Exercise: Count how many lines have the word "Output" in them. Reply with that number by itself.

Information supplied:
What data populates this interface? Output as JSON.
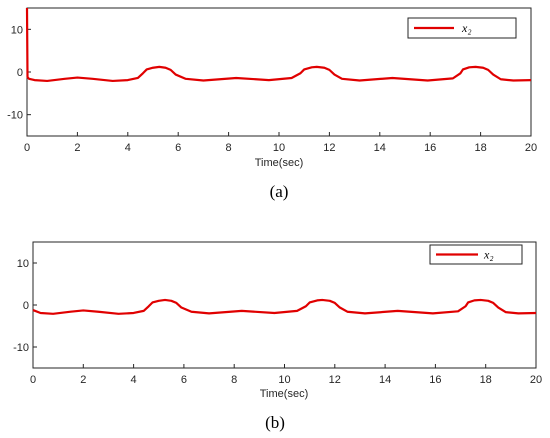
{
  "chart_data": [
    {
      "type": "line",
      "caption": "(a)",
      "xlabel": "Time(sec)",
      "ylabel": "",
      "xlim": [
        0,
        20
      ],
      "ylim": [
        -15,
        15
      ],
      "x_ticks": [
        0,
        2,
        4,
        6,
        8,
        10,
        12,
        14,
        16,
        18,
        20
      ],
      "y_ticks": [
        10,
        0,
        -10
      ],
      "grid": false,
      "legend_position": "top-right",
      "series": [
        {
          "name": "x₂",
          "color": "#e00000",
          "x": [
            0,
            0.02,
            0.08,
            0.3,
            0.8,
            1.5,
            2.0,
            2.6,
            3.4,
            4.0,
            4.4,
            4.6,
            4.75,
            5.0,
            5.25,
            5.5,
            5.7,
            5.9,
            6.3,
            7.0,
            8.3,
            9.6,
            10.5,
            10.85,
            11.0,
            11.3,
            11.5,
            11.8,
            12.0,
            12.2,
            12.5,
            13.2,
            14.5,
            15.9,
            16.9,
            17.2,
            17.3,
            17.55,
            17.8,
            18.1,
            18.3,
            18.5,
            18.8,
            19.3,
            20.0
          ],
          "y": [
            15,
            -1.2,
            -1.6,
            -1.9,
            -2.1,
            -1.6,
            -1.3,
            -1.6,
            -2.1,
            -1.9,
            -1.4,
            -0.3,
            0.6,
            1.0,
            1.2,
            1.0,
            0.5,
            -0.6,
            -1.6,
            -2.0,
            -1.4,
            -1.9,
            -1.4,
            -0.3,
            0.6,
            1.1,
            1.2,
            1.0,
            0.5,
            -0.6,
            -1.6,
            -2.0,
            -1.4,
            -2.0,
            -1.5,
            -0.3,
            0.6,
            1.1,
            1.2,
            1.0,
            0.5,
            -0.6,
            -1.7,
            -2.0,
            -1.9
          ]
        }
      ]
    },
    {
      "type": "line",
      "caption": "(b)",
      "xlabel": "Time(sec)",
      "ylabel": "",
      "xlim": [
        0,
        20
      ],
      "ylim": [
        -15,
        15
      ],
      "x_ticks": [
        0,
        2,
        4,
        6,
        8,
        10,
        12,
        14,
        16,
        18,
        20
      ],
      "y_ticks": [
        10,
        0,
        -10
      ],
      "grid": false,
      "legend_position": "top-right",
      "series": [
        {
          "name": "x₂",
          "color": "#e00000",
          "x": [
            0,
            0.3,
            0.8,
            1.5,
            2.0,
            2.6,
            3.4,
            4.0,
            4.4,
            4.6,
            4.75,
            5.0,
            5.25,
            5.5,
            5.7,
            5.9,
            6.3,
            7.0,
            8.3,
            9.6,
            10.5,
            10.85,
            11.0,
            11.3,
            11.5,
            11.8,
            12.0,
            12.2,
            12.5,
            13.2,
            14.5,
            15.9,
            16.9,
            17.2,
            17.3,
            17.55,
            17.8,
            18.1,
            18.3,
            18.5,
            18.8,
            19.3,
            20.0
          ],
          "y": [
            -1.2,
            -1.9,
            -2.1,
            -1.6,
            -1.3,
            -1.6,
            -2.1,
            -1.9,
            -1.4,
            -0.3,
            0.6,
            1.0,
            1.2,
            1.0,
            0.5,
            -0.6,
            -1.6,
            -2.0,
            -1.4,
            -1.9,
            -1.4,
            -0.3,
            0.6,
            1.1,
            1.2,
            1.0,
            0.5,
            -0.6,
            -1.6,
            -2.0,
            -1.4,
            -2.0,
            -1.5,
            -0.3,
            0.6,
            1.1,
            1.2,
            1.0,
            0.5,
            -0.6,
            -1.7,
            -2.0,
            -1.9
          ]
        }
      ]
    }
  ]
}
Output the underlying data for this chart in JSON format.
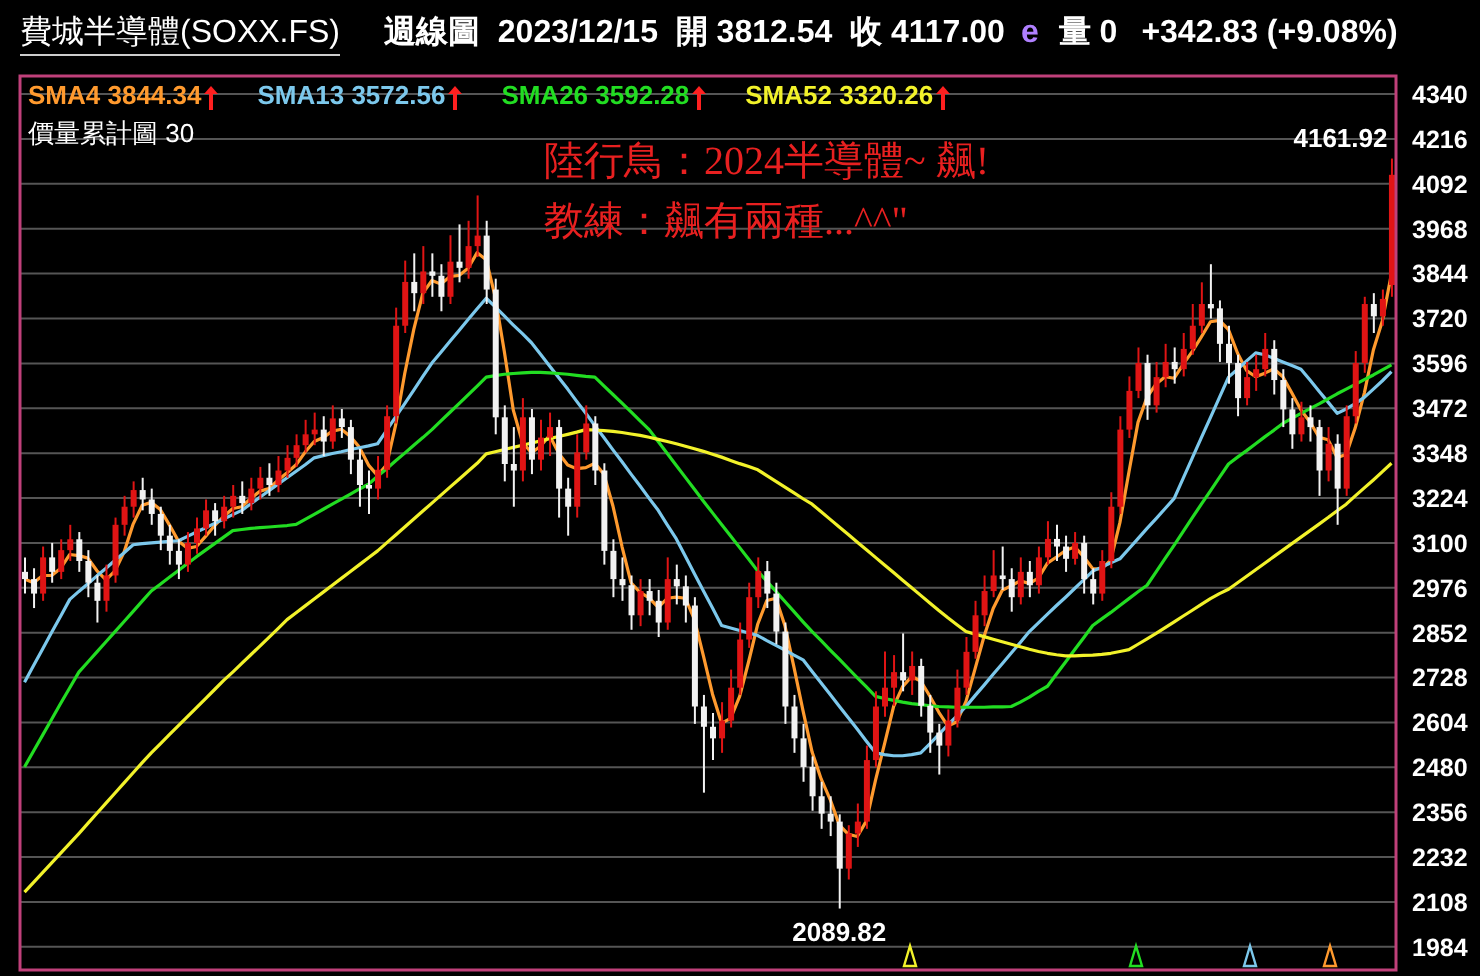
{
  "chart_data": {
    "type": "candlestick",
    "title": "費城半導體(SOXX.FS)",
    "subtitle": "週線圖  2023/12/15  開 3812.54  收 4117.00",
    "annotations": [
      "價量累計圖 30",
      "陸行鳥：2024半導體~ 飆!",
      "教練：飆有兩種...^^\"",
      "e",
      "量 0",
      "+342.83 (+9.08%)",
      "4161.92",
      "2089.82"
    ],
    "legend": "top left",
    "grid": "y",
    "ylim": [
      1920,
      4390
    ],
    "yticks": [
      1984,
      2108,
      2232,
      2356,
      2480,
      2604,
      2728,
      2852,
      2976,
      3100,
      3224,
      3348,
      3472,
      3596,
      3720,
      3844,
      3968,
      4092,
      4216,
      4340
    ],
    "categories": [
      null,
      null,
      null,
      null,
      null,
      null,
      null,
      null,
      null,
      null,
      null,
      null,
      null,
      null,
      null,
      null,
      null,
      null,
      null,
      null,
      null,
      null,
      null,
      null,
      null,
      null,
      null,
      null,
      null,
      null,
      null,
      null,
      null,
      null,
      null,
      null,
      null,
      null,
      null,
      null,
      null,
      null,
      null,
      null,
      null,
      null,
      null,
      null,
      null,
      null,
      null,
      null,
      null,
      null,
      null,
      null,
      null,
      null,
      null,
      null,
      null,
      null,
      null,
      null,
      null,
      null,
      null,
      null,
      null,
      null,
      null,
      null,
      null,
      null,
      null,
      null,
      null,
      null,
      null,
      null,
      null,
      null,
      null,
      null,
      null,
      null,
      null,
      null,
      null,
      null,
      null,
      null,
      null,
      null,
      null,
      null,
      null,
      null,
      null,
      null,
      null,
      null,
      null,
      null,
      null,
      null,
      null,
      null,
      null,
      null,
      null,
      null,
      null,
      null,
      null,
      null,
      null,
      null,
      null,
      null,
      null,
      null,
      null,
      null,
      null,
      null,
      null,
      null,
      null,
      null,
      null,
      null,
      null,
      null,
      null,
      null,
      null,
      null,
      null,
      null,
      null,
      null,
      null,
      null,
      null,
      null,
      null,
      null,
      null,
      null,
      null,
      null
    ],
    "ohlc": [
      [
        3020,
        3060,
        2960,
        3000
      ],
      [
        3000,
        3030,
        2920,
        2960
      ],
      [
        2960,
        3090,
        2940,
        3060
      ],
      [
        3060,
        3100,
        2990,
        3020
      ],
      [
        3020,
        3110,
        3000,
        3080
      ],
      [
        3080,
        3150,
        3050,
        3110
      ],
      [
        3110,
        3130,
        3020,
        3050
      ],
      [
        3050,
        3080,
        2950,
        2990
      ],
      [
        2990,
        3010,
        2880,
        2940
      ],
      [
        2940,
        3040,
        2910,
        3010
      ],
      [
        3010,
        3170,
        2990,
        3150
      ],
      [
        3150,
        3230,
        3120,
        3200
      ],
      [
        3200,
        3270,
        3170,
        3246
      ],
      [
        3246,
        3280,
        3190,
        3220
      ],
      [
        3220,
        3250,
        3150,
        3180
      ],
      [
        3180,
        3200,
        3080,
        3120
      ],
      [
        3120,
        3150,
        3040,
        3078
      ],
      [
        3078,
        3110,
        3000,
        3040
      ],
      [
        3040,
        3130,
        3020,
        3100
      ],
      [
        3100,
        3170,
        3070,
        3140
      ],
      [
        3140,
        3220,
        3120,
        3190
      ],
      [
        3190,
        3210,
        3120,
        3160
      ],
      [
        3160,
        3230,
        3140,
        3200
      ],
      [
        3200,
        3260,
        3170,
        3230
      ],
      [
        3230,
        3270,
        3180,
        3210
      ],
      [
        3210,
        3280,
        3190,
        3250
      ],
      [
        3250,
        3310,
        3220,
        3280
      ],
      [
        3280,
        3320,
        3230,
        3260
      ],
      [
        3260,
        3340,
        3240,
        3300
      ],
      [
        3300,
        3370,
        3280,
        3335
      ],
      [
        3335,
        3400,
        3310,
        3370
      ],
      [
        3370,
        3440,
        3350,
        3400
      ],
      [
        3400,
        3460,
        3370,
        3413
      ],
      [
        3413,
        3450,
        3340,
        3380
      ],
      [
        3380,
        3480,
        3360,
        3444
      ],
      [
        3444,
        3470,
        3390,
        3420
      ],
      [
        3420,
        3440,
        3290,
        3330
      ],
      [
        3330,
        3360,
        3200,
        3260
      ],
      [
        3260,
        3300,
        3180,
        3250
      ],
      [
        3250,
        3340,
        3220,
        3302
      ],
      [
        3302,
        3480,
        3280,
        3450
      ],
      [
        3450,
        3750,
        3430,
        3700
      ],
      [
        3700,
        3880,
        3680,
        3821
      ],
      [
        3821,
        3900,
        3740,
        3790
      ],
      [
        3790,
        3920,
        3760,
        3850
      ],
      [
        3850,
        3900,
        3780,
        3838
      ],
      [
        3838,
        3870,
        3740,
        3780
      ],
      [
        3780,
        3950,
        3760,
        3877
      ],
      [
        3877,
        3980,
        3820,
        3860
      ],
      [
        3860,
        3990,
        3830,
        3920
      ],
      [
        3920,
        4060,
        3890,
        3949
      ],
      [
        3949,
        3990,
        3760,
        3800
      ],
      [
        3800,
        3830,
        3400,
        3447
      ],
      [
        3447,
        3480,
        3270,
        3318
      ],
      [
        3318,
        3420,
        3200,
        3300
      ],
      [
        3300,
        3500,
        3270,
        3447
      ],
      [
        3447,
        3470,
        3290,
        3330
      ],
      [
        3330,
        3440,
        3300,
        3391
      ],
      [
        3391,
        3460,
        3340,
        3420
      ],
      [
        3420,
        3440,
        3170,
        3250
      ],
      [
        3250,
        3280,
        3120,
        3200
      ],
      [
        3200,
        3400,
        3170,
        3350
      ],
      [
        3350,
        3480,
        3330,
        3430
      ],
      [
        3430,
        3450,
        3260,
        3300
      ],
      [
        3300,
        3320,
        3040,
        3078
      ],
      [
        3078,
        3110,
        2950,
        3000
      ],
      [
        3000,
        3060,
        2940,
        2983
      ],
      [
        2983,
        3010,
        2860,
        2900
      ],
      [
        2900,
        3000,
        2870,
        2967
      ],
      [
        2967,
        3000,
        2900,
        2940
      ],
      [
        2940,
        2970,
        2840,
        2880
      ],
      [
        2880,
        3060,
        2860,
        3000
      ],
      [
        3000,
        3040,
        2930,
        2980
      ],
      [
        2980,
        3010,
        2880,
        2927
      ],
      [
        2927,
        2950,
        2600,
        2648
      ],
      [
        2648,
        2680,
        2410,
        2592
      ],
      [
        2592,
        2630,
        2500,
        2560
      ],
      [
        2560,
        2660,
        2520,
        2609
      ],
      [
        2609,
        2750,
        2590,
        2700
      ],
      [
        2700,
        2880,
        2680,
        2833
      ],
      [
        2833,
        2990,
        2810,
        2950
      ],
      [
        2950,
        3060,
        2920,
        3022
      ],
      [
        3022,
        3050,
        2920,
        2960
      ],
      [
        2960,
        2990,
        2820,
        2855
      ],
      [
        2855,
        2880,
        2600,
        2648
      ],
      [
        2648,
        2680,
        2520,
        2560
      ],
      [
        2560,
        2600,
        2440,
        2481
      ],
      [
        2481,
        2510,
        2360,
        2400
      ],
      [
        2400,
        2440,
        2310,
        2352
      ],
      [
        2352,
        2400,
        2290,
        2330
      ],
      [
        2330,
        2350,
        2089.82,
        2200
      ],
      [
        2200,
        2320,
        2170,
        2297
      ],
      [
        2297,
        2380,
        2260,
        2330
      ],
      [
        2330,
        2540,
        2310,
        2500
      ],
      [
        2500,
        2690,
        2480,
        2648
      ],
      [
        2648,
        2800,
        2620,
        2700
      ],
      [
        2700,
        2790,
        2650,
        2743
      ],
      [
        2743,
        2850,
        2690,
        2720
      ],
      [
        2720,
        2800,
        2680,
        2760
      ],
      [
        2760,
        2780,
        2620,
        2650
      ],
      [
        2650,
        2680,
        2520,
        2576
      ],
      [
        2576,
        2600,
        2460,
        2540
      ],
      [
        2540,
        2640,
        2510,
        2609
      ],
      [
        2609,
        2750,
        2590,
        2700
      ],
      [
        2700,
        2840,
        2680,
        2799
      ],
      [
        2799,
        2940,
        2780,
        2900
      ],
      [
        2900,
        3010,
        2870,
        2967
      ],
      [
        2967,
        3080,
        2950,
        3010
      ],
      [
        3010,
        3090,
        2970,
        3000
      ],
      [
        3000,
        3030,
        2910,
        2950
      ],
      [
        2950,
        3060,
        2930,
        3020
      ],
      [
        3020,
        3050,
        2950,
        2983
      ],
      [
        2983,
        3090,
        2960,
        3060
      ],
      [
        3060,
        3160,
        3040,
        3111
      ],
      [
        3111,
        3150,
        3050,
        3090
      ],
      [
        3090,
        3120,
        3020,
        3056
      ],
      [
        3056,
        3130,
        3040,
        3100
      ],
      [
        3100,
        3120,
        2960,
        3000
      ],
      [
        3000,
        3030,
        2930,
        2960
      ],
      [
        2960,
        3080,
        2940,
        3050
      ],
      [
        3050,
        3240,
        3030,
        3200
      ],
      [
        3200,
        3450,
        3180,
        3413
      ],
      [
        3413,
        3560,
        3390,
        3520
      ],
      [
        3520,
        3640,
        3500,
        3597
      ],
      [
        3597,
        3620,
        3440,
        3480
      ],
      [
        3480,
        3600,
        3460,
        3558
      ],
      [
        3558,
        3650,
        3530,
        3600
      ],
      [
        3600,
        3640,
        3540,
        3580
      ],
      [
        3580,
        3680,
        3560,
        3636
      ],
      [
        3636,
        3760,
        3620,
        3700
      ],
      [
        3700,
        3820,
        3680,
        3760
      ],
      [
        3760,
        3870,
        3720,
        3748
      ],
      [
        3748,
        3770,
        3600,
        3650
      ],
      [
        3650,
        3700,
        3540,
        3597
      ],
      [
        3597,
        3620,
        3450,
        3500
      ],
      [
        3500,
        3600,
        3480,
        3558
      ],
      [
        3558,
        3620,
        3520,
        3580
      ],
      [
        3580,
        3680,
        3560,
        3636
      ],
      [
        3636,
        3660,
        3510,
        3550
      ],
      [
        3550,
        3580,
        3420,
        3469
      ],
      [
        3469,
        3500,
        3360,
        3400
      ],
      [
        3400,
        3490,
        3380,
        3447
      ],
      [
        3447,
        3480,
        3380,
        3420
      ],
      [
        3420,
        3440,
        3230,
        3300
      ],
      [
        3300,
        3420,
        3270,
        3374
      ],
      [
        3374,
        3400,
        3150,
        3250
      ],
      [
        3250,
        3480,
        3230,
        3450
      ],
      [
        3450,
        3630,
        3430,
        3597
      ],
      [
        3597,
        3780,
        3570,
        3760
      ],
      [
        3760,
        3790,
        3680,
        3726
      ],
      [
        3726,
        3800,
        3700,
        3774.17
      ],
      [
        3812.54,
        4161.92,
        3780,
        4117
      ]
    ],
    "series": [
      {
        "name": "SMA4 3844.34",
        "type": "line",
        "color": "#ff9a2e",
        "values": [
          3000,
          2990,
          3010,
          3010,
          3030,
          3068,
          3065,
          3058,
          3023,
          2998,
          3023,
          3075,
          3152,
          3204,
          3212,
          3192,
          3150,
          3105,
          3085,
          3090,
          3118,
          3148,
          3173,
          3195,
          3200,
          3223,
          3243,
          3250,
          3273,
          3294,
          3316,
          3351,
          3380,
          3391,
          3409,
          3414,
          3394,
          3364,
          3315,
          3286,
          3316,
          3426,
          3568,
          3690,
          3790,
          3825,
          3815,
          3836,
          3839,
          3859,
          3902,
          3882,
          3779,
          3629,
          3466,
          3378,
          3349,
          3367,
          3397,
          3348,
          3315,
          3305,
          3308,
          3320,
          3290,
          3202,
          3090,
          2990,
          2963,
          2948,
          2922,
          2947,
          2950,
          2947,
          2889,
          2787,
          2682,
          2602,
          2615,
          2676,
          2773,
          2876,
          2941,
          2947,
          2871,
          2756,
          2636,
          2522,
          2448,
          2391,
          2321,
          2295,
          2289,
          2332,
          2444,
          2545,
          2648,
          2703,
          2731,
          2718,
          2677,
          2632,
          2594,
          2606,
          2662,
          2752,
          2842,
          2919,
          2969,
          2982,
          2995,
          2988,
          3003,
          3044,
          3061,
          3079,
          3089,
          3062,
          3029,
          3028,
          3053,
          3156,
          3296,
          3433,
          3503,
          3539,
          3559,
          3555,
          3594,
          3629,
          3669,
          3711,
          3715,
          3689,
          3624,
          3576,
          3559,
          3569,
          3581,
          3559,
          3514,
          3467,
          3434,
          3392,
          3385,
          3336,
          3344,
          3418,
          3514,
          3633,
          3714,
          3844
        ]
      },
      {
        "name": "SMA13 3572.56",
        "type": "line",
        "color": "#7cc8ec",
        "values": [
          2715,
          2761,
          2807,
          2853,
          2898,
          2944,
          2966,
          2987,
          3009,
          3030,
          3052,
          3073,
          3095,
          3098,
          3100,
          3102,
          3104,
          3106,
          3118,
          3130,
          3142,
          3154,
          3166,
          3178,
          3190,
          3208,
          3226,
          3244,
          3262,
          3280,
          3298,
          3316,
          3335,
          3341,
          3347,
          3352,
          3358,
          3363,
          3368,
          3374,
          3411,
          3448,
          3485,
          3522,
          3560,
          3597,
          3627,
          3657,
          3687,
          3717,
          3747,
          3776,
          3752,
          3727,
          3702,
          3678,
          3653,
          3621,
          3589,
          3557,
          3525,
          3491,
          3458,
          3424,
          3391,
          3357,
          3324,
          3290,
          3257,
          3223,
          3190,
          3150,
          3111,
          3063,
          3015,
          2967,
          2920,
          2872,
          2865,
          2858,
          2851,
          2844,
          2830,
          2817,
          2804,
          2790,
          2777,
          2745,
          2713,
          2681,
          2649,
          2617,
          2585,
          2552,
          2520,
          2515,
          2512,
          2512,
          2515,
          2520,
          2545,
          2571,
          2597,
          2622,
          2648,
          2678,
          2707,
          2737,
          2766,
          2796,
          2825,
          2855,
          2879,
          2903,
          2927,
          2950,
          2974,
          2998,
          3022,
          3033,
          3045,
          3056,
          3084,
          3112,
          3140,
          3167,
          3195,
          3223,
          3279,
          3335,
          3391,
          3446,
          3502,
          3558,
          3580,
          3603,
          3625,
          3620,
          3610,
          3600,
          3590,
          3580,
          3550,
          3519,
          3489,
          3458,
          3470,
          3485,
          3502,
          3525,
          3548,
          3573
        ]
      },
      {
        "name": "SMA26 3592.28",
        "type": "line",
        "color": "#22dd22",
        "values": [
          2481,
          2525,
          2569,
          2613,
          2657,
          2700,
          2743,
          2771,
          2799,
          2827,
          2855,
          2883,
          2911,
          2939,
          2967,
          2986,
          3005,
          3024,
          3043,
          3062,
          3080,
          3098,
          3116,
          3134,
          3137,
          3140,
          3142,
          3144,
          3146,
          3148,
          3151,
          3165,
          3179,
          3193,
          3207,
          3221,
          3235,
          3249,
          3262,
          3284,
          3305,
          3327,
          3348,
          3370,
          3391,
          3413,
          3437,
          3461,
          3485,
          3509,
          3533,
          3558,
          3562,
          3566,
          3568,
          3570,
          3571,
          3571,
          3570,
          3568,
          3566,
          3563,
          3560,
          3558,
          3534,
          3510,
          3486,
          3462,
          3437,
          3413,
          3380,
          3347,
          3314,
          3281,
          3248,
          3215,
          3183,
          3151,
          3119,
          3087,
          3055,
          3022,
          2994,
          2966,
          2938,
          2910,
          2882,
          2855,
          2830,
          2804,
          2779,
          2753,
          2727,
          2702,
          2676,
          2670,
          2665,
          2660,
          2656,
          2653,
          2650,
          2648,
          2647,
          2646,
          2646,
          2646,
          2646,
          2647,
          2647,
          2648,
          2660,
          2674,
          2690,
          2704,
          2738,
          2771,
          2805,
          2838,
          2872,
          2890,
          2908,
          2927,
          2946,
          2965,
          2983,
          3020,
          3057,
          3094,
          3132,
          3170,
          3207,
          3244,
          3281,
          3318,
          3337,
          3355,
          3374,
          3393,
          3411,
          3430,
          3444,
          3458,
          3471,
          3484,
          3498,
          3512,
          3525,
          3538,
          3551,
          3564,
          3578,
          3592
        ]
      },
      {
        "name": "SMA52 3320.26",
        "type": "line",
        "color": "#f2f22a",
        "values": [
          2135,
          2162,
          2189,
          2216,
          2243,
          2270,
          2297,
          2325,
          2353,
          2381,
          2409,
          2437,
          2465,
          2493,
          2520,
          2545,
          2570,
          2595,
          2620,
          2645,
          2670,
          2695,
          2720,
          2743,
          2767,
          2791,
          2815,
          2839,
          2863,
          2888,
          2907,
          2926,
          2945,
          2964,
          2983,
          3002,
          3021,
          3040,
          3059,
          3078,
          3100,
          3122,
          3144,
          3166,
          3188,
          3210,
          3232,
          3254,
          3276,
          3298,
          3320,
          3346,
          3352,
          3358,
          3364,
          3370,
          3376,
          3382,
          3388,
          3394,
          3400,
          3406,
          3413,
          3412,
          3410,
          3408,
          3405,
          3401,
          3397,
          3392,
          3386,
          3380,
          3374,
          3367,
          3360,
          3353,
          3345,
          3337,
          3328,
          3319,
          3311,
          3302,
          3286,
          3270,
          3254,
          3238,
          3222,
          3207,
          3186,
          3165,
          3144,
          3123,
          3102,
          3081,
          3060,
          3039,
          3018,
          2997,
          2976,
          2955,
          2934,
          2913,
          2893,
          2874,
          2855,
          2848,
          2841,
          2834,
          2827,
          2820,
          2813,
          2806,
          2800,
          2795,
          2791,
          2788,
          2788,
          2789,
          2790,
          2792,
          2795,
          2800,
          2805,
          2820,
          2835,
          2850,
          2866,
          2882,
          2898,
          2914,
          2930,
          2946,
          2960,
          2972,
          2990,
          3008,
          3026,
          3044,
          3062,
          3080,
          3098,
          3116,
          3134,
          3152,
          3170,
          3189,
          3207,
          3230,
          3252,
          3274,
          3297,
          3320
        ]
      }
    ]
  }
}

Reply to the exercise: 2